■ To be done
Write the data out again in full, with no departure from the original.

■ Entries provided
○ ○ ○ ○
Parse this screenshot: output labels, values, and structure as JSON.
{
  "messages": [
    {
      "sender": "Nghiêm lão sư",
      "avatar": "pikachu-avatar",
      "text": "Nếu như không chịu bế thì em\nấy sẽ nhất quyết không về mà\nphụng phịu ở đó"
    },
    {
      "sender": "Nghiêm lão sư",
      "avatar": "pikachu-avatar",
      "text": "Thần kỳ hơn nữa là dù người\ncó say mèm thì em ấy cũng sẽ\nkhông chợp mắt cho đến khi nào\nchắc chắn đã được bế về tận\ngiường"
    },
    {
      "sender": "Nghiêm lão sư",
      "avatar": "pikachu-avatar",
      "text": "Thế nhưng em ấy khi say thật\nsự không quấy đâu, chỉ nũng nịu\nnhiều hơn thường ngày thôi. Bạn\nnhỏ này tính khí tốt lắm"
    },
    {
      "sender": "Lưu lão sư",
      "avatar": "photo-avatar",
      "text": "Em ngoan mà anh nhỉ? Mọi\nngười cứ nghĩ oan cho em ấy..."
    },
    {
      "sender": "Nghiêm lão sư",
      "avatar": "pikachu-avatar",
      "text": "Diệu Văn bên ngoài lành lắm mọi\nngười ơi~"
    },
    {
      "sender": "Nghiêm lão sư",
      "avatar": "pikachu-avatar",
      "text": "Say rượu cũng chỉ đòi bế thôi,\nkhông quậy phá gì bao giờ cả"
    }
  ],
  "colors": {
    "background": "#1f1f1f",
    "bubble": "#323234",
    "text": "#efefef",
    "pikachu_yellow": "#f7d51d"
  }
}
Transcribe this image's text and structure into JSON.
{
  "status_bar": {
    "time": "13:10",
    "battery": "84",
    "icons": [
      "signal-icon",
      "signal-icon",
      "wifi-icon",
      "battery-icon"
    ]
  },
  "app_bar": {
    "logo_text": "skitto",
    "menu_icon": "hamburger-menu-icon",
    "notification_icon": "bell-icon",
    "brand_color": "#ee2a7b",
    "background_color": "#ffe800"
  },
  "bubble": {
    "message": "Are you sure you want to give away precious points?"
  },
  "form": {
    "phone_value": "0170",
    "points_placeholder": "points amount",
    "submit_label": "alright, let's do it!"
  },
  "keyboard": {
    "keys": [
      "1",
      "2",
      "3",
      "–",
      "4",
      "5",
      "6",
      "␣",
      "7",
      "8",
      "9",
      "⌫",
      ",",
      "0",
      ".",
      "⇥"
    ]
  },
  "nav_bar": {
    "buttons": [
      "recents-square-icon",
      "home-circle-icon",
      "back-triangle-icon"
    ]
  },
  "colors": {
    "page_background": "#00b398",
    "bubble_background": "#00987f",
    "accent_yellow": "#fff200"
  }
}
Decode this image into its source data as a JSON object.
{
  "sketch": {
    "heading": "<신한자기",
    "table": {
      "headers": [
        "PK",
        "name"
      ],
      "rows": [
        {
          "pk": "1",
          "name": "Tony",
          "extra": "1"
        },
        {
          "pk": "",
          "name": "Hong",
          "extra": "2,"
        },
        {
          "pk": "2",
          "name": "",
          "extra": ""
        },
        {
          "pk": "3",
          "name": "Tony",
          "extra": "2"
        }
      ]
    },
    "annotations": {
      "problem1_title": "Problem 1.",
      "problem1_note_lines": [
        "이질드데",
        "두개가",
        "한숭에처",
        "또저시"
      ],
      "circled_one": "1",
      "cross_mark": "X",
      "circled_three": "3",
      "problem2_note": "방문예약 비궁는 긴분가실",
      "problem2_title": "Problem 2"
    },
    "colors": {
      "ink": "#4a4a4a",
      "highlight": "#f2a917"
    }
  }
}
○ ○ ○ ○
■ The reply
Parse this screenshot: output labels, values, and structure as JSON.
{
  "messages": [
    {
      "sender": "Nghiêm lão sư",
      "avatar": "pikachu-avatar",
      "text": "Nếu như không chịu bế thì em\nấy sẽ nhất quyết không về mà\nphụng phịu ở đó"
    },
    {
      "sender": "Nghiêm lão sư",
      "avatar": "pikachu-avatar",
      "text": "Thần kỳ hơn nữa là dù người\ncó say mèm thì em ấy cũng sẽ\nkhông chợp mắt cho đến khi nào\nchắc chắn đã được bế về tận\ngiường"
    },
    {
      "sender": "Nghiêm lão sư",
      "avatar": "pikachu-avatar",
      "text": "Thế nhưng em ấy khi say thật\nsự không quấy đâu, chỉ nũng nịu\nnhiều hơn thường ngày thôi. Bạn\nnhỏ này tính khí tốt lắm"
    },
    {
      "sender": "Lưu lão sư",
      "avatar": "photo-avatar",
      "text": "Em ngoan mà anh nhỉ? Mọi\nngười cứ nghĩ oan cho em ấy..."
    },
    {
      "sender": "Nghiêm lão sư",
      "avatar": "pikachu-avatar",
      "text": "Diệu Văn bên ngoài lành lắm mọi\nngười ơi~"
    },
    {
      "sender": "Nghiêm lão sư",
      "avatar": "pikachu-avatar",
      "text": "Say rượu cũng chỉ đòi bế thôi,\nkhông quậy phá gì bao giờ cả"
    }
  ],
  "colors": {
    "background": "#1f1f1f",
    "bubble": "#323234",
    "text": "#efefef",
    "pikachu_yellow": "#f7d51d"
  }
}
Transcribe this image's text and structure into JSON.
{
  "status_bar": {
    "time": "13:10",
    "battery": "84",
    "icons": [
      "signal-icon",
      "signal-icon",
      "wifi-icon",
      "battery-icon"
    ]
  },
  "app_bar": {
    "logo_text": "skitto",
    "menu_icon": "hamburger-menu-icon",
    "notification_icon": "bell-icon",
    "brand_color": "#ee2a7b",
    "background_color": "#ffe800"
  },
  "bubble": {
    "message": "Are you sure you want to give away precious points?"
  },
  "form": {
    "phone_value": "0170",
    "points_placeholder": "points amount",
    "submit_label": "alright, let's do it!"
  },
  "keyboard": {
    "keys": [
      "1",
      "2",
      "3",
      "–",
      "4",
      "5",
      "6",
      "␣",
      "7",
      "8",
      "9",
      "⌫",
      ",",
      "0",
      ".",
      "⇥"
    ]
  },
  "nav_bar": {
    "buttons": [
      "recents-square-icon",
      "home-circle-icon",
      "back-triangle-icon"
    ]
  },
  "colors": {
    "page_background": "#00b398",
    "bubble_background": "#00987f",
    "accent_yellow": "#fff200"
  }
}
Decode this image into its source data as a JSON object.
{
  "sketch": {
    "heading": "<신한자기",
    "table": {
      "headers": [
        "PK",
        "name"
      ],
      "rows": [
        {
          "pk": "1",
          "name": "Tony",
          "extra": "1"
        },
        {
          "pk": "",
          "name": "Hong",
          "extra": "2,"
        },
        {
          "pk": "2",
          "name": "",
          "extra": ""
        },
        {
          "pk": "3",
          "name": "Tony",
          "extra": "2"
        }
      ]
    },
    "annotations": {
      "problem1_title": "Problem 1.",
      "problem1_note_lines": [
        "이질드데",
        "두개가",
        "한숭에처",
        "또저시"
      ],
      "circled_one": "1",
      "cross_mark": "X",
      "circled_three": "3",
      "problem2_note": "방문예약 비궁는 긴분가실",
      "problem2_title": "Problem 2"
    },
    "colors": {
      "ink": "#4a4a4a",
      "highlight": "#f2a917"
    }
  }
}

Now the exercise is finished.